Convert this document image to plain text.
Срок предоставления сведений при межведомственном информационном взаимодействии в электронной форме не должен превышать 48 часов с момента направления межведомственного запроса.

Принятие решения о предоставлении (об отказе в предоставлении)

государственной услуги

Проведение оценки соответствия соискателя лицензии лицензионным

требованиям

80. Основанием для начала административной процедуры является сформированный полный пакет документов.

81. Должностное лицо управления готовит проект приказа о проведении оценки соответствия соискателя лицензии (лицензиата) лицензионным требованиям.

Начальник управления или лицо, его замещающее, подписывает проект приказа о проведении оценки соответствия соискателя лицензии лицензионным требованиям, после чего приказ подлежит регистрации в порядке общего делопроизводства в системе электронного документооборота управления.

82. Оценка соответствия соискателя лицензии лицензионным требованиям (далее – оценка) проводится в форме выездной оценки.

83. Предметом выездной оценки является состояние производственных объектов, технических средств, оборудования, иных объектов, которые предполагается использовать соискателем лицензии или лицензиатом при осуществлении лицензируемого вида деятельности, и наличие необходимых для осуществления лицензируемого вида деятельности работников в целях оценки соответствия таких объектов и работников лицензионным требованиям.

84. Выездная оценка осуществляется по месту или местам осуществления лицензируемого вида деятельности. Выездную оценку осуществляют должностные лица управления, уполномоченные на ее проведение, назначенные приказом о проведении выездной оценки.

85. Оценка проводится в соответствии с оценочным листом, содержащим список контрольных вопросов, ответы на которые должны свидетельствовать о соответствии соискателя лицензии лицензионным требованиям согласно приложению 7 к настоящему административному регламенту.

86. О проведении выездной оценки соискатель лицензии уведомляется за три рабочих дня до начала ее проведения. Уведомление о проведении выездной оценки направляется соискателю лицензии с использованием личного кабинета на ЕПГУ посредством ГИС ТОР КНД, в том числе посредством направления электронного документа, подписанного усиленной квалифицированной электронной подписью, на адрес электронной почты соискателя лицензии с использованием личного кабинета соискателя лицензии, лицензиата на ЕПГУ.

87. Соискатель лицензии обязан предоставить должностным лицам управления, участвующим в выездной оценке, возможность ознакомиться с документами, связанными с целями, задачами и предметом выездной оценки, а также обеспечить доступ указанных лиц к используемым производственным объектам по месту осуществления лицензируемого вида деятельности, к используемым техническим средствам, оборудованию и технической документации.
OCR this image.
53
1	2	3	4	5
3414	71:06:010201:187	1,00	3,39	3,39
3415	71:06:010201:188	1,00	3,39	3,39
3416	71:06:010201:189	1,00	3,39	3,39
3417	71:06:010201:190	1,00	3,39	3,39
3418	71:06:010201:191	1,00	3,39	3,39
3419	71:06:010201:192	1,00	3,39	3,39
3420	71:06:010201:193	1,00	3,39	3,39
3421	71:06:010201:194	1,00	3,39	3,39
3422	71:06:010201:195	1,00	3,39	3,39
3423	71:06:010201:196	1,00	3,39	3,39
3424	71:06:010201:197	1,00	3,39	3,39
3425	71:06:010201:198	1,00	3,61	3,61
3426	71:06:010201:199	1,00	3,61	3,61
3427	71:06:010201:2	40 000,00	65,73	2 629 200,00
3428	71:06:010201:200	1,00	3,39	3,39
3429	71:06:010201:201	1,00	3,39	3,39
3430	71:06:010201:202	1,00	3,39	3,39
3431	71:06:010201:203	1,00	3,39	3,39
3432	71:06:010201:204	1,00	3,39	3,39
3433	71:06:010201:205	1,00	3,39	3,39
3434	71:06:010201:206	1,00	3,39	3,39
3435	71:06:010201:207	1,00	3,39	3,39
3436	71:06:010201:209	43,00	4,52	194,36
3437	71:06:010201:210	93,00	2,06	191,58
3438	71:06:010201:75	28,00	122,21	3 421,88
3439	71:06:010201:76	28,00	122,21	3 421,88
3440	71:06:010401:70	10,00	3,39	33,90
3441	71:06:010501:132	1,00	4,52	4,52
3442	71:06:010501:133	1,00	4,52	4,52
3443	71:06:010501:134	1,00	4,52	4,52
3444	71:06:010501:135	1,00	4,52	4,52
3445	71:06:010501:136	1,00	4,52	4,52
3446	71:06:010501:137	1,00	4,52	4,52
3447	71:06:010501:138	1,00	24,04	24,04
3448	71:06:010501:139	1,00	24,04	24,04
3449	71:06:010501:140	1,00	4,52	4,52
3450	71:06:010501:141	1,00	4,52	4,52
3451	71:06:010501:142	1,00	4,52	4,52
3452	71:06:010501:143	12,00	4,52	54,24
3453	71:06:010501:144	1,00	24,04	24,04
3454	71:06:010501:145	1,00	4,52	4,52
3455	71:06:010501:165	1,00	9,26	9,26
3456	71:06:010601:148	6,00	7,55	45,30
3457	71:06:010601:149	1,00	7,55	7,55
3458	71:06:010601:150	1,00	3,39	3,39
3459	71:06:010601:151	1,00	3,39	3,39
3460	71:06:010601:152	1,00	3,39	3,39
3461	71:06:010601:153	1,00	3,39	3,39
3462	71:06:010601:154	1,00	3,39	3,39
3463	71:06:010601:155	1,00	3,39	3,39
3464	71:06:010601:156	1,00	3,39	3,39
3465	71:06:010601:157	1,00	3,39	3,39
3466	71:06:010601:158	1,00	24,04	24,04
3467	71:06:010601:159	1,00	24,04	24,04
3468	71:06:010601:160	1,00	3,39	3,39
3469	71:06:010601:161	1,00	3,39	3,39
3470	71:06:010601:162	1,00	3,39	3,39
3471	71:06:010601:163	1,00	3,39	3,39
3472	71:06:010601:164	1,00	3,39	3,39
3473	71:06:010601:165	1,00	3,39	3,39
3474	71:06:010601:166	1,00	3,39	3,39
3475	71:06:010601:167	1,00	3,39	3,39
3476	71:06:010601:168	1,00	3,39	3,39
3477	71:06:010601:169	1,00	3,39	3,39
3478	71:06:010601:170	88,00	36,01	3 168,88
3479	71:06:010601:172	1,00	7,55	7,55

# # #

> [Your instructions]
Your task is to give the records above again, exactly.

> [Final result]
Convert this document image to plain text.
Срок предоставления сведений при межведомственном информационном взаимодействии в электронной форме не должен превышать 48 часов с момента направления межведомственного запроса.

Принятие решения о предоставлении (об отказе в предоставлении)

государственной услуги

Проведение оценки соответствия соискателя лицензии лицензионным

требованиям

80. Основанием для начала административной процедуры является сформированный полный пакет документов.

81. Должностное лицо управления готовит проект приказа о проведении оценки соответствия соискателя лицензии (лицензиата) лицензионным требованиям.

Начальник управления или лицо, его замещающее, подписывает проект приказа о проведении оценки соответствия соискателя лицензии лицензионным требованиям, после чего приказ подлежит регистрации в порядке общего делопроизводства в системе электронного документооборота управления.

82. Оценка соответствия соискателя лицензии лицензионным требованиям (далее – оценка) проводится в форме выездной оценки.

83. Предметом выездной оценки является состояние производственных объектов, технических средств, оборудования, иных объектов, которые предполагается использовать соискателем лицензии или лицензиатом при осуществлении лицензируемого вида деятельности, и наличие необходимых для осуществления лицензируемого вида деятельности работников в целях оценки соответствия таких объектов и работников лицензионным требованиям.

84. Выездная оценка осуществляется по месту или местам осуществления лицензируемого вида деятельности. Выездную оценку осуществляют должностные лица управления, уполномоченные на ее проведение, назначенные приказом о проведении выездной оценки.

85. Оценка проводится в соответствии с оценочным листом, содержащим список контрольных вопросов, ответы на которые должны свидетельствовать о соответствии соискателя лицензии лицензионным требованиям согласно приложению 7 к настоящему административному регламенту.

86. О проведении выездной оценки соискатель лицензии уведомляется за три рабочих дня до начала ее проведения. Уведомление о проведении выездной оценки направляется соискателю лицензии с использованием личного кабинета на ЕПГУ посредством ГИС ТОР КНД, в том числе посредством направления электронного документа, подписанного усиленной квалифицированной электронной подписью, на адрес электронной почты соискателя лицензии с использованием личного кабинета соискателя лицензии, лицензиата на ЕПГУ.

87. Соискатель лицензии обязан предоставить должностным лицам управления, участвующим в выездной оценке, возможность ознакомиться с документами, связанными с целями, задачами и предметом выездной оценки, а также обеспечить доступ указанных лиц к используемым производственным объектам по месту осуществления лицензируемого вида деятельности, к используемым техническим средствам, оборудованию и технической документации.
OCR this image.
53
1	2	3	4	5
3414	71:06:010201:187	1,00	3,39	3,39
3415	71:06:010201:188	1,00	3,39	3,39
3416	71:06:010201:189	1,00	3,39	3,39
3417	71:06:010201:190	1,00	3,39	3,39
3418	71:06:010201:191	1,00	3,39	3,39
3419	71:06:010201:192	1,00	3,39	3,39
3420	71:06:010201:193	1,00	3,39	3,39
3421	71:06:010201:194	1,00	3,39	3,39
3422	71:06:010201:195	1,00	3,39	3,39
3423	71:06:010201:196	1,00	3,39	3,39
3424	71:06:010201:197	1,00	3,39	3,39
3425	71:06:010201:198	1,00	3,61	3,61
3426	71:06:010201:199	1,00	3,61	3,61
3427	71:06:010201:2	40 000,00	65,73	2 629 200,00
3428	71:06:010201:200	1,00	3,39	3,39
3429	71:06:010201:201	1,00	3,39	3,39
3430	71:06:010201:202	1,00	3,39	3,39
3431	71:06:010201:203	1,00	3,39	3,39
3432	71:06:010201:204	1,00	3,39	3,39
3433	71:06:010201:205	1,00	3,39	3,39
3434	71:06:010201:206	1,00	3,39	3,39
3435	71:06:010201:207	1,00	3,39	3,39
3436	71:06:010201:209	43,00	4,52	194,36
3437	71:06:010201:210	93,00	2,06	191,58
3438	71:06:010201:75	28,00	122,21	3 421,88
3439	71:06:010201:76	28,00	122,21	3 421,88
3440	71:06:010401:70	10,00	3,39	33,90
3441	71:06:010501:132	1,00	4,52	4,52
3442	71:06:010501:133	1,00	4,52	4,52
3443	71:06:010501:134	1,00	4,52	4,52
3444	71:06:010501:135	1,00	4,52	4,52
3445	71:06:010501:136	1,00	4,52	4,52
3446	71:06:010501:137	1,00	4,52	4,52
3447	71:06:010501:138	1,00	24,04	24,04
3448	71:06:010501:139	1,00	24,04	24,04
3449	71:06:010501:140	1,00	4,52	4,52
3450	71:06:010501:141	1,00	4,52	4,52
3451	71:06:010501:142	1,00	4,52	4,52
3452	71:06:010501:143	12,00	4,52	54,24
3453	71:06:010501:144	1,00	24,04	24,04
3454	71:06:010501:145	1,00	4,52	4,52
3455	71:06:010501:165	1,00	9,26	9,26
3456	71:06:010601:148	6,00	7,55	45,30
3457	71:06:010601:149	1,00	7,55	7,55
3458	71:06:010601:150	1,00	3,39	3,39
3459	71:06:010601:151	1,00	3,39	3,39
3460	71:06:010601:152	1,00	3,39	3,39
3461	71:06:010601:153	1,00	3,39	3,39
3462	71:06:010601:154	1,00	3,39	3,39
3463	71:06:010601:155	1,00	3,39	3,39
3464	71:06:010601:156	1,00	3,39	3,39
3465	71:06:010601:157	1,00	3,39	3,39
3466	71:06:010601:158	1,00	24,04	24,04
3467	71:06:010601:159	1,00	24,04	24,04
3468	71:06:010601:160	1,00	3,39	3,39
3469	71:06:010601:161	1,00	3,39	3,39
3470	71:06:010601:162	1,00	3,39	3,39
3471	71:06:010601:163	1,00	3,39	3,39
3472	71:06:010601:164	1,00	3,39	3,39
3473	71:06:010601:165	1,00	3,39	3,39
3474	71:06:010601:166	1,00	3,39	3,39
3475	71:06:010601:167	1,00	3,39	3,39
3476	71:06:010601:168	1,00	3,39	3,39
3477	71:06:010601:169	1,00	3,39	3,39
3478	71:06:010601:170	88,00	36,01	3 168,88
3479	71:06:010601:172	1,00	7,55	7,55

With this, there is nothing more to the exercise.